What you should do: Extract every entry word for word. Skip the pictures.
★ ★ ★ ★ ★
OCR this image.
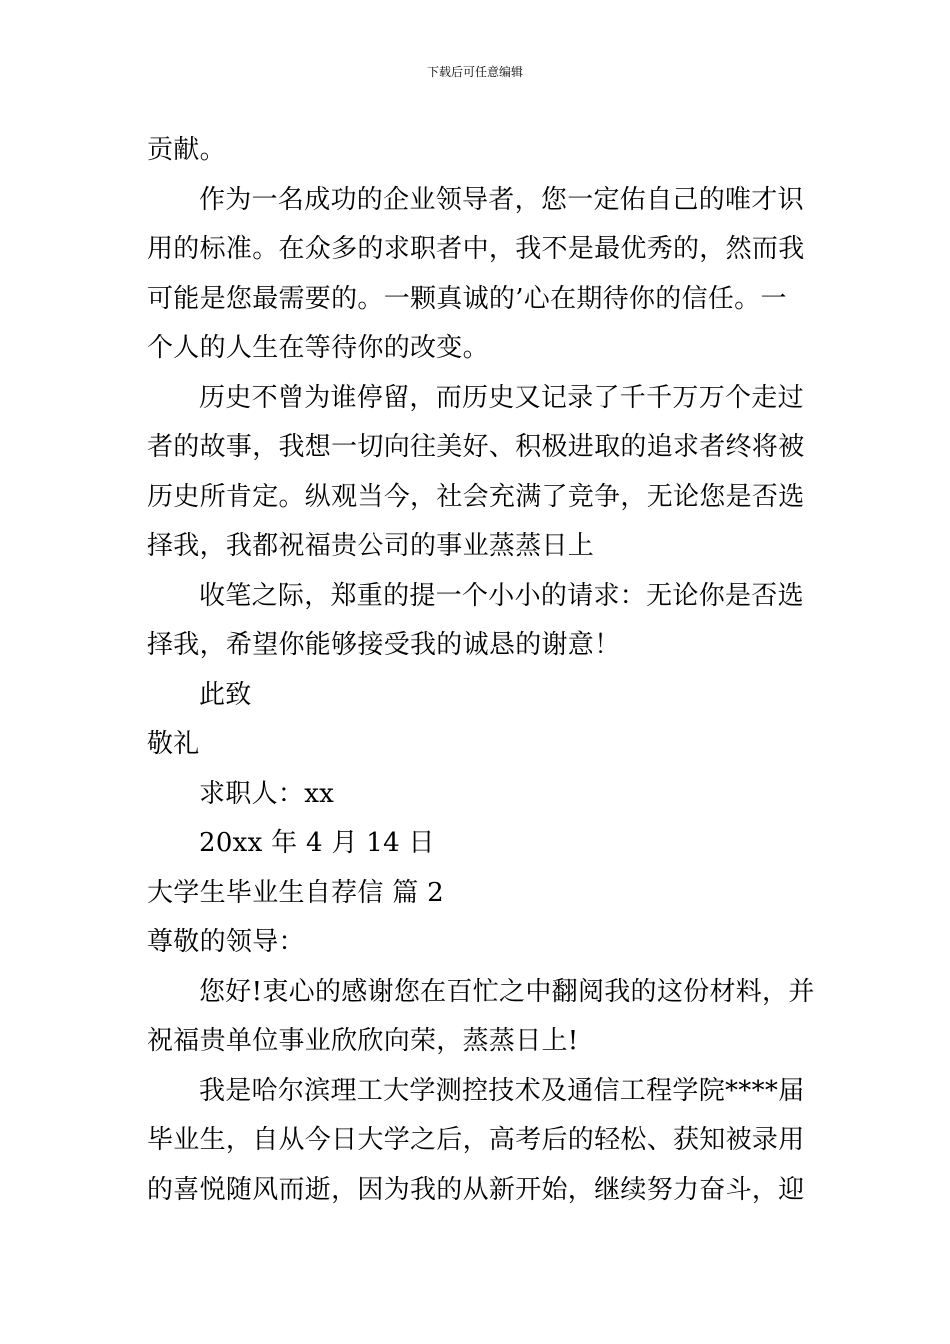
下载后可任意编辑
贡献。
作为一名成功的企业领导者，您一定佑自己的唯才识
用的标准。在众多的求职者中，我不是最优秀的，然而我
可能是您最需要的。一颗真诚的’心在期待你的信任。一
个人的人生在等待你的改变。
历史不曾为谁停留，而历史又记录了千千万万个走过
者的故事，我想一切向往美好、积极进取的追求者终将被
历史所肯定。纵观当今，社会充满了竞争，无论您是否选
择我，我都祝福贵公司的事业蒸蒸日上
收笔之际，郑重的提一个小小的请求：无论你是否选
择我，希望你能够接受我的诚恳的谢意！
此致
敬礼
求职人：xx
20xx 年 4 月 14 日
大学生毕业生自荐信 篇 2
尊敬的领导：
您好!衷心的感谢您在百忙之中翻阅我的这份材料，并
祝福贵单位事业欣欣向荣，蒸蒸日上!
我是哈尔滨理工大学测控技术及通信工程学院****届
毕业生，自从今日大学之后，高考后的轻松、获知被录用
的喜悦随风而逝，因为我的从新开始，继续努力奋斗，迎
★ ★ ★ ★ ★
Solution to the exercise:
OCR this image.
下载后可任意编辑
贡献。
作为一名成功的企业领导者，您一定佑自己的唯才识
用的标准。在众多的求职者中，我不是最优秀的，然而我
可能是您最需要的。一颗真诚的’心在期待你的信任。一
个人的人生在等待你的改变。
历史不曾为谁停留，而历史又记录了千千万万个走过
者的故事，我想一切向往美好、积极进取的追求者终将被
历史所肯定。纵观当今，社会充满了竞争，无论您是否选
择我，我都祝福贵公司的事业蒸蒸日上
收笔之际，郑重的提一个小小的请求：无论你是否选
择我，希望你能够接受我的诚恳的谢意！
此致
敬礼
求职人：xx
20xx 年 4 月 14 日
大学生毕业生自荐信 篇 2
尊敬的领导：
您好!衷心的感谢您在百忙之中翻阅我的这份材料，并
祝福贵单位事业欣欣向荣，蒸蒸日上!
我是哈尔滨理工大学测控技术及通信工程学院****届
毕业生，自从今日大学之后，高考后的轻松、获知被录用
的喜悦随风而逝，因为我的从新开始，继续努力奋斗，迎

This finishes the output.